▶ AIM
Repeat, exactly and in full, the lines of the listing below, but without any pictures.

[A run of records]
▼

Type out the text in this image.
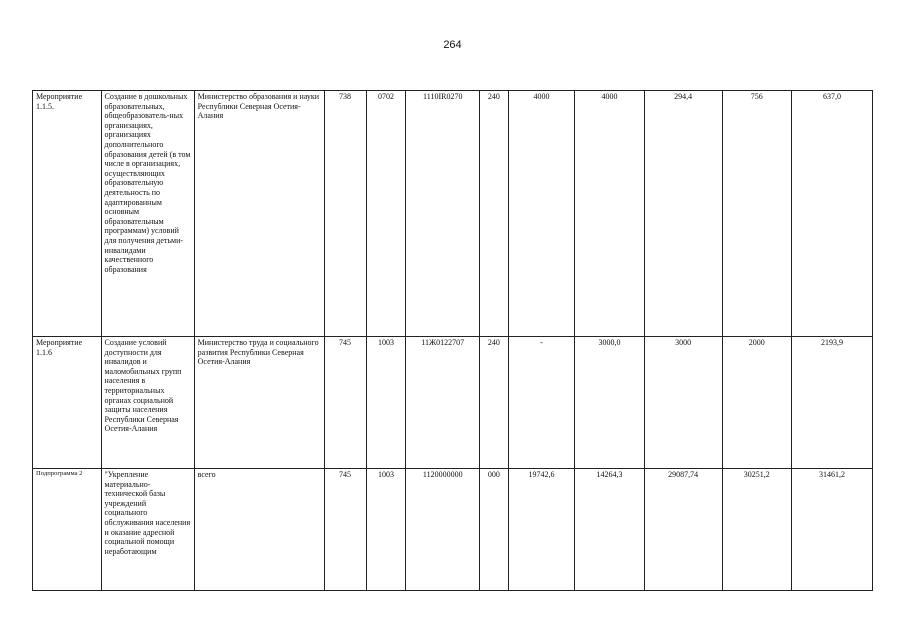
264
Мероприятие 1.1.5.	Создание в дошкольных образовательных, общеобразователь-ных организациях, организациях дополнительного образования детей (в том числе в организациях, осуществляющих образовательную деятельность по адаптированным основным образовательным программам) условий для получения детьми-инвалидами качественного образования	Министерство образования и науки Республики Северная Осетия-Алания	738	0702	1110IR0270	240	4000	4000	294,4	756	637,0
Мероприятие 1.1.6	Создание условий доступности для инвалидов и маломобильных групп населения в территориальных органах социальной защиты населения Республики Северная Осетия-Алания	Министерство труда и социального развития Республики Северная Осетия-Алания	745	1003	11Ж0122707	240	-	3000,0	3000	2000	2193,9
Подпрограмма 2	"Укрепление материально-технической базы учреждений социального обслуживания населения и оказание адресной социальной помощи неработающим	всего	745	1003	1120000000	000	19742,6	14264,3	29087,74	30251,2	31461,2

▲

▶ COMPLETED TASK
Type out the text in this image.
264
Мероприятие 1.1.5.	Создание в дошкольных образовательных, общеобразователь-ных организациях, организациях дополнительного образования детей (в том числе в организациях, осуществляющих образовательную деятельность по адаптированным основным образовательным программам) условий для получения детьми-инвалидами качественного образования	Министерство образования и науки Республики Северная Осетия-Алания	738	0702	1110IR0270	240	4000	4000	294,4	756	637,0
Мероприятие 1.1.6	Создание условий доступности для инвалидов и маломобильных групп населения в территориальных органах социальной защиты населения Республики Северная Осетия-Алания	Министерство труда и социального развития Республики Северная Осетия-Алания	745	1003	11Ж0122707	240	-	3000,0	3000	2000	2193,9
Подпрограмма 2	"Укрепление материально-технической базы учреждений социального обслуживания населения и оказание адресной социальной помощи неработающим	всего	745	1003	1120000000	000	19742,6	14264,3	29087,74	30251,2	31461,2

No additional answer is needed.